╔══

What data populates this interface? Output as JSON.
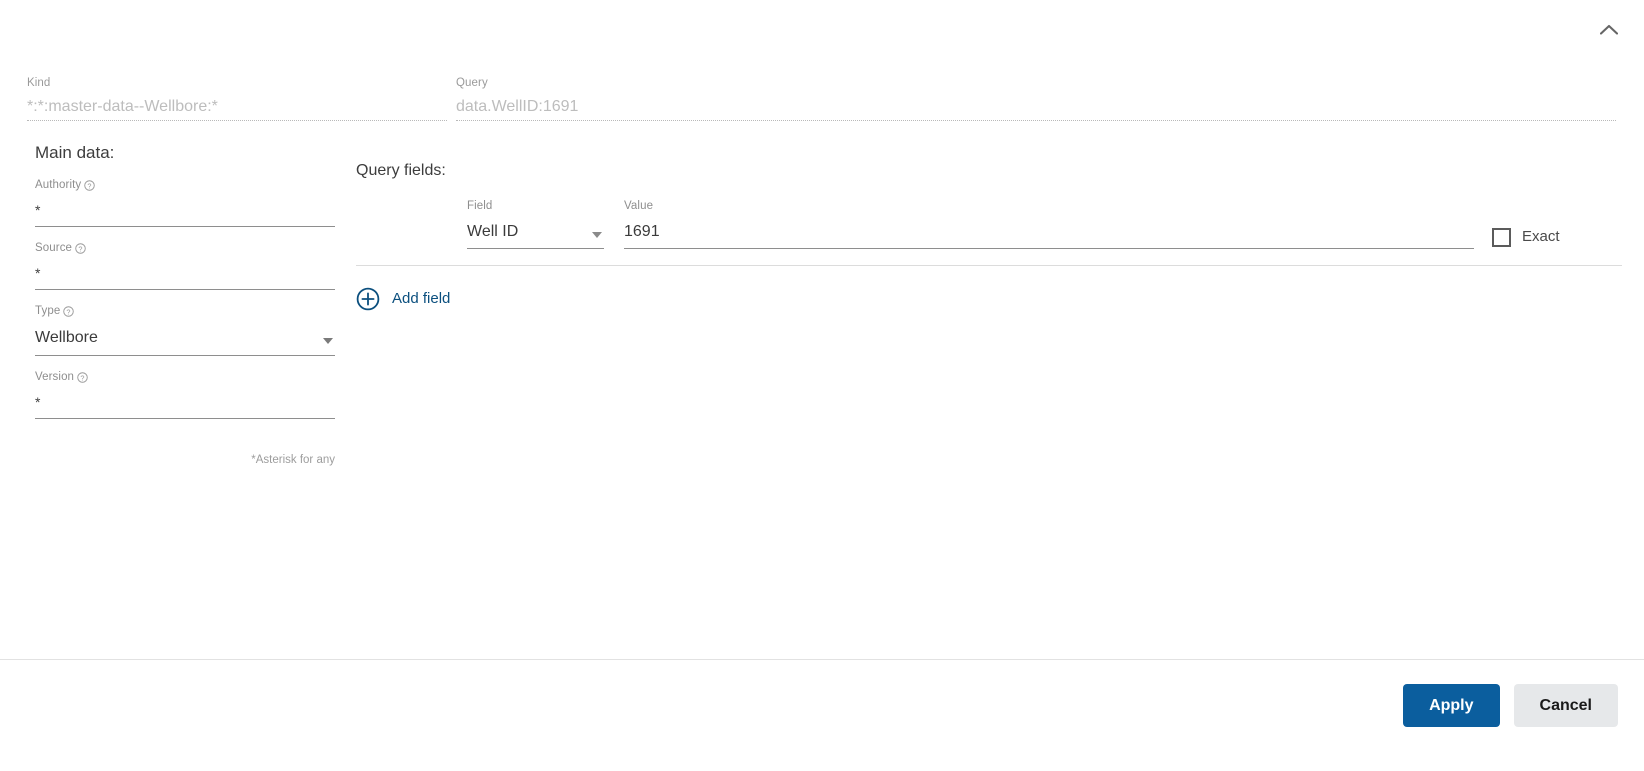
{
  "header": {
    "collapse_icon": "chevron-up-icon"
  },
  "top_fields": {
    "kind": {
      "label": "Kind",
      "value": "*:*:master-data--Wellbore:*"
    },
    "query": {
      "label": "Query",
      "value": "data.WellID:1691"
    }
  },
  "main_data": {
    "title": "Main data:",
    "help_icon": "help-circle-icon",
    "fields": [
      {
        "label": "Authority",
        "value": "*",
        "type": "text"
      },
      {
        "label": "Source",
        "value": "*",
        "type": "text"
      },
      {
        "label": "Type",
        "value": "Wellbore",
        "type": "select"
      },
      {
        "label": "Version",
        "value": "*",
        "type": "text"
      }
    ],
    "note": "*Asterisk for any"
  },
  "query_fields": {
    "title": "Query fields:",
    "column_labels": {
      "field": "Field",
      "value": "Value"
    },
    "rows": [
      {
        "field": "Well ID",
        "value": "1691",
        "exact_label": "Exact",
        "exact_checked": false
      }
    ],
    "add_field": {
      "label": "Add field",
      "icon": "plus-circle-icon"
    }
  },
  "footer": {
    "apply_label": "Apply",
    "cancel_label": "Cancel"
  },
  "colors": {
    "primary": "#0b5e9e",
    "secondary": "#e6e8ea",
    "link": "#0b4f7e",
    "label": "#8e8e8e",
    "readonly": "#bdbdbd"
  }
}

╚══

» **What is expected**: Scan the entries above and work out how many lines include the word "value"; the reply is that number alone.

» **The completed task**: 8